■ **Task details**
From the listing, collect all lines containing the word "each".

Figure dataset records:
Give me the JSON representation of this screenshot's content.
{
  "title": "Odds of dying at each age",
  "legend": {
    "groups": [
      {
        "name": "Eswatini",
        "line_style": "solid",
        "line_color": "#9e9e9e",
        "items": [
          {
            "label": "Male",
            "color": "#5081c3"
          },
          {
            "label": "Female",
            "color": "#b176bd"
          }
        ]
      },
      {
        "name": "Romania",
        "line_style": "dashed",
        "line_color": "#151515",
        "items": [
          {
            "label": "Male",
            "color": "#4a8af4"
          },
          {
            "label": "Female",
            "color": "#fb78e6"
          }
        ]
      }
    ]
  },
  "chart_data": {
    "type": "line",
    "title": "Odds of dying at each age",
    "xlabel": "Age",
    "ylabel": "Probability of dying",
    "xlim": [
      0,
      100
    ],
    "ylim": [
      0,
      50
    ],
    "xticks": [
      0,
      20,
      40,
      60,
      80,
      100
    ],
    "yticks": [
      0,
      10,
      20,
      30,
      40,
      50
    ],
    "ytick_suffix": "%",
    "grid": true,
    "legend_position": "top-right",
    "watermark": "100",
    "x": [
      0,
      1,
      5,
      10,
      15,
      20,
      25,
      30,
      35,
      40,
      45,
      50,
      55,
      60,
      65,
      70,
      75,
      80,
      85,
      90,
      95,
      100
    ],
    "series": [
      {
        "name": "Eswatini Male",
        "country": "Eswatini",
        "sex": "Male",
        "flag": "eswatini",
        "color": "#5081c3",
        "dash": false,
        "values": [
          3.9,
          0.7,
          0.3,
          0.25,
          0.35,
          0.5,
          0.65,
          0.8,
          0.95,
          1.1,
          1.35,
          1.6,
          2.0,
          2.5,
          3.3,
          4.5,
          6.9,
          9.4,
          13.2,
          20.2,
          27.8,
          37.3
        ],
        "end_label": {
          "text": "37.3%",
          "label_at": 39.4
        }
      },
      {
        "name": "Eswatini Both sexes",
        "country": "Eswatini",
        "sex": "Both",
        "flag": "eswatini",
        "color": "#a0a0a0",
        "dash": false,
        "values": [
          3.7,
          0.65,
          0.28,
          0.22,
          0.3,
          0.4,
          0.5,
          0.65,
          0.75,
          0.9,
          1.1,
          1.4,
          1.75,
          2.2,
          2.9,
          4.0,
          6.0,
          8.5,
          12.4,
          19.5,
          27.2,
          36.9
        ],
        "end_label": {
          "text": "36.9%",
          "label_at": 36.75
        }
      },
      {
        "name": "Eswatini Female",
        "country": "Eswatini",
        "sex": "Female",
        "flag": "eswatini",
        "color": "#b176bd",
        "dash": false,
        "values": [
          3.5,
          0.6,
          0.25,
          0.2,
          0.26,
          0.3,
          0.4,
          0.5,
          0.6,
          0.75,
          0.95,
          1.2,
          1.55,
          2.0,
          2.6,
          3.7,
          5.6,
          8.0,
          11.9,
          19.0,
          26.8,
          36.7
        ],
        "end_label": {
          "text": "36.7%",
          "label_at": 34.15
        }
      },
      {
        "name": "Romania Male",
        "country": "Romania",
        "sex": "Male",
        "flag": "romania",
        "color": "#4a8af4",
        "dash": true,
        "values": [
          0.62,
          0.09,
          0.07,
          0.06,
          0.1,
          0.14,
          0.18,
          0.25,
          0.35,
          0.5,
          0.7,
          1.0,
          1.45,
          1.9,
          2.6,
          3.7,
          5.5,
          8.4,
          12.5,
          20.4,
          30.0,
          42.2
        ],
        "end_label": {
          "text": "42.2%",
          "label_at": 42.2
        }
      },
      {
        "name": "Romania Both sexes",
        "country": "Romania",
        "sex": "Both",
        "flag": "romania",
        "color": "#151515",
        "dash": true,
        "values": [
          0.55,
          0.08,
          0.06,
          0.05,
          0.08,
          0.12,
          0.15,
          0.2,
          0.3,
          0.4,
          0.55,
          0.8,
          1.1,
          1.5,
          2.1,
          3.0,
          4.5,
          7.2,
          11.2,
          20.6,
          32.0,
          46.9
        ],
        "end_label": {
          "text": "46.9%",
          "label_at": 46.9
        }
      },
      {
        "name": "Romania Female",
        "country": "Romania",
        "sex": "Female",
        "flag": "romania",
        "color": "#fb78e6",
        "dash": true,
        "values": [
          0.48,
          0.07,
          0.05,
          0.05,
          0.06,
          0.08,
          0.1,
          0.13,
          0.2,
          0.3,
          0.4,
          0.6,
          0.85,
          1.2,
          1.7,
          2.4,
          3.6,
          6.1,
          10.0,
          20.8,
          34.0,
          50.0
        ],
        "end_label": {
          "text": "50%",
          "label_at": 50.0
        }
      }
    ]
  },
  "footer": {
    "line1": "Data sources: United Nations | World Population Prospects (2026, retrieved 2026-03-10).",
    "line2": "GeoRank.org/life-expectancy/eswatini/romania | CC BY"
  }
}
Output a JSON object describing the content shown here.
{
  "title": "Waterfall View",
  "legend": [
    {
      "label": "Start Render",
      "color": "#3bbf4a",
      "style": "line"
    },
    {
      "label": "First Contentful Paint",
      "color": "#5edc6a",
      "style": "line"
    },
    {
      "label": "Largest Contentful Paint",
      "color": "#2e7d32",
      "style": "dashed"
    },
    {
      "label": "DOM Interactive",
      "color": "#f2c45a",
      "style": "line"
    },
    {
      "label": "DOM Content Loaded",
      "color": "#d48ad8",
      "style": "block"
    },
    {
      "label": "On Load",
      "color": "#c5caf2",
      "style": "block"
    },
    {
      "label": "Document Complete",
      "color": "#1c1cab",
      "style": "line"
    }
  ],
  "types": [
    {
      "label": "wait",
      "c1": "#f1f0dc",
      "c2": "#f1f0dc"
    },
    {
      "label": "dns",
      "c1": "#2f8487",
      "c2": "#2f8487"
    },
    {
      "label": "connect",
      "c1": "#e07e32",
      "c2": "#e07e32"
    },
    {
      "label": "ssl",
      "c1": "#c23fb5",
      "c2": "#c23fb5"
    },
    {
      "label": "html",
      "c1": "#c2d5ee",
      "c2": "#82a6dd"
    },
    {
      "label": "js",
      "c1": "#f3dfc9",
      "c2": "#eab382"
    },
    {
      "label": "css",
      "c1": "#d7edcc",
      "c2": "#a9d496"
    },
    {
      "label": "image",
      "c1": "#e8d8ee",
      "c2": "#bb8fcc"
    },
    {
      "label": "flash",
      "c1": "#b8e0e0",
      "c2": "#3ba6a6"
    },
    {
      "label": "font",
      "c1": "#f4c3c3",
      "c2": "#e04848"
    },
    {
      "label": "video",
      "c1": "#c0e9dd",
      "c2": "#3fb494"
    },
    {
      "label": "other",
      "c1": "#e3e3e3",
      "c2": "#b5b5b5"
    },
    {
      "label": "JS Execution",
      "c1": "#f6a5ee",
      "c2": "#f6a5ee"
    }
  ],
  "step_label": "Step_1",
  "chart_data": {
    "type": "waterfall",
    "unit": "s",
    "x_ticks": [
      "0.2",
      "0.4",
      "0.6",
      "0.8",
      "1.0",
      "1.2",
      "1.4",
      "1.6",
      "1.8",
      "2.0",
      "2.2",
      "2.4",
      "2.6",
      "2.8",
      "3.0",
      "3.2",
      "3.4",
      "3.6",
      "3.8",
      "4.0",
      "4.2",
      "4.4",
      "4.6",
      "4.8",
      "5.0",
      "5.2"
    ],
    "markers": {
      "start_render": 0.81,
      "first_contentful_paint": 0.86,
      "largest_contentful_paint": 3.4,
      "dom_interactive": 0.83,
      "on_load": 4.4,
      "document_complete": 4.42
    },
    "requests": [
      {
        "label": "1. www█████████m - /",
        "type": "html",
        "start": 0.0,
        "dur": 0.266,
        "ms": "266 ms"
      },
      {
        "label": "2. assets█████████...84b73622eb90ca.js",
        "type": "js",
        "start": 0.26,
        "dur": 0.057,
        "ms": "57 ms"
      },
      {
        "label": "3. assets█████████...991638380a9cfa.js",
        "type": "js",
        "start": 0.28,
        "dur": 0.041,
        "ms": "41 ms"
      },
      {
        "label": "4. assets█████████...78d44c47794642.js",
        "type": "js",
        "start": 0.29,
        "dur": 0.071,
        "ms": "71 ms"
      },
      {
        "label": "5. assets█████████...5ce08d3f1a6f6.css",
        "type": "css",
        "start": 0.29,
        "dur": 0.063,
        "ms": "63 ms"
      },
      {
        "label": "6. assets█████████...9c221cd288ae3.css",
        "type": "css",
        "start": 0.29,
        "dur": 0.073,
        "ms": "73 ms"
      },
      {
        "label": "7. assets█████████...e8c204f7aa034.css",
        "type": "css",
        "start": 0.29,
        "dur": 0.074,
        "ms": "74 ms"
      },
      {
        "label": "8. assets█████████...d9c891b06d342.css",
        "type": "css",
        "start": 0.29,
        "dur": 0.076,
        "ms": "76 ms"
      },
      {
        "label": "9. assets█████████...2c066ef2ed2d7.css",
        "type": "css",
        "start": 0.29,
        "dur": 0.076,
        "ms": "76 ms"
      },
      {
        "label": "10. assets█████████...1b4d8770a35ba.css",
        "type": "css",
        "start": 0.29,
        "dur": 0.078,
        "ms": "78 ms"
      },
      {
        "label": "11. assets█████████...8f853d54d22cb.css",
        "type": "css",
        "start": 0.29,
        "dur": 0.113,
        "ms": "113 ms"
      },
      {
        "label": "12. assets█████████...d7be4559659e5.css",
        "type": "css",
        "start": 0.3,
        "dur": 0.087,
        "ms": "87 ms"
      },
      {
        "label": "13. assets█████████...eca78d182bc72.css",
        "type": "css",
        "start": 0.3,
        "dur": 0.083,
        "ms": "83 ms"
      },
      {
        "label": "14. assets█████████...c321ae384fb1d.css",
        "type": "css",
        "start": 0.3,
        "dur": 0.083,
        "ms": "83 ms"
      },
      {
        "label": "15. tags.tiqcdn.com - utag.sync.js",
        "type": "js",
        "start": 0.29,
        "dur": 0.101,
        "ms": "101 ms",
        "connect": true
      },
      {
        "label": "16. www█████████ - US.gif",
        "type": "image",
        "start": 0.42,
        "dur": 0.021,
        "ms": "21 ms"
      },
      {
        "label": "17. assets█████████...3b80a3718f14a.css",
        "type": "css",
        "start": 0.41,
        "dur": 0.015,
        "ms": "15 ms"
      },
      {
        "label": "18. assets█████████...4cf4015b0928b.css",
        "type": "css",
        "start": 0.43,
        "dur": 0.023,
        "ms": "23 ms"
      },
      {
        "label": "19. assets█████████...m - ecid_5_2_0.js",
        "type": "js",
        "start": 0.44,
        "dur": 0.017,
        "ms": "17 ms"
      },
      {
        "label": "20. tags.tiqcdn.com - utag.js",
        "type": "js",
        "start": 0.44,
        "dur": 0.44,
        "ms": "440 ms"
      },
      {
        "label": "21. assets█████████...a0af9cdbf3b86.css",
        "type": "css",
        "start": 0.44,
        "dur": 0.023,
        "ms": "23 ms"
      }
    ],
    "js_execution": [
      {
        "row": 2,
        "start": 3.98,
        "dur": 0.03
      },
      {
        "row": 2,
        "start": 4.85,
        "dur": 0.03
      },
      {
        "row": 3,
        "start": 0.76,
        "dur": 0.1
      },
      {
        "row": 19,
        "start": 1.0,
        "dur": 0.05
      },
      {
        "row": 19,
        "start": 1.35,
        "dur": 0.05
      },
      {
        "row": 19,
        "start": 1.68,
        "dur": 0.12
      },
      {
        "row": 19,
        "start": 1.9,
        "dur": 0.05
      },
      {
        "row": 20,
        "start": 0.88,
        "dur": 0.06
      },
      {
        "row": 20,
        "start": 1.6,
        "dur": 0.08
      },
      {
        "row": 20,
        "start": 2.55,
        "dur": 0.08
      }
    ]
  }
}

■ **The completed task**
  "title": "Odds of dying at each age",
    "title": "Odds of dying at each age",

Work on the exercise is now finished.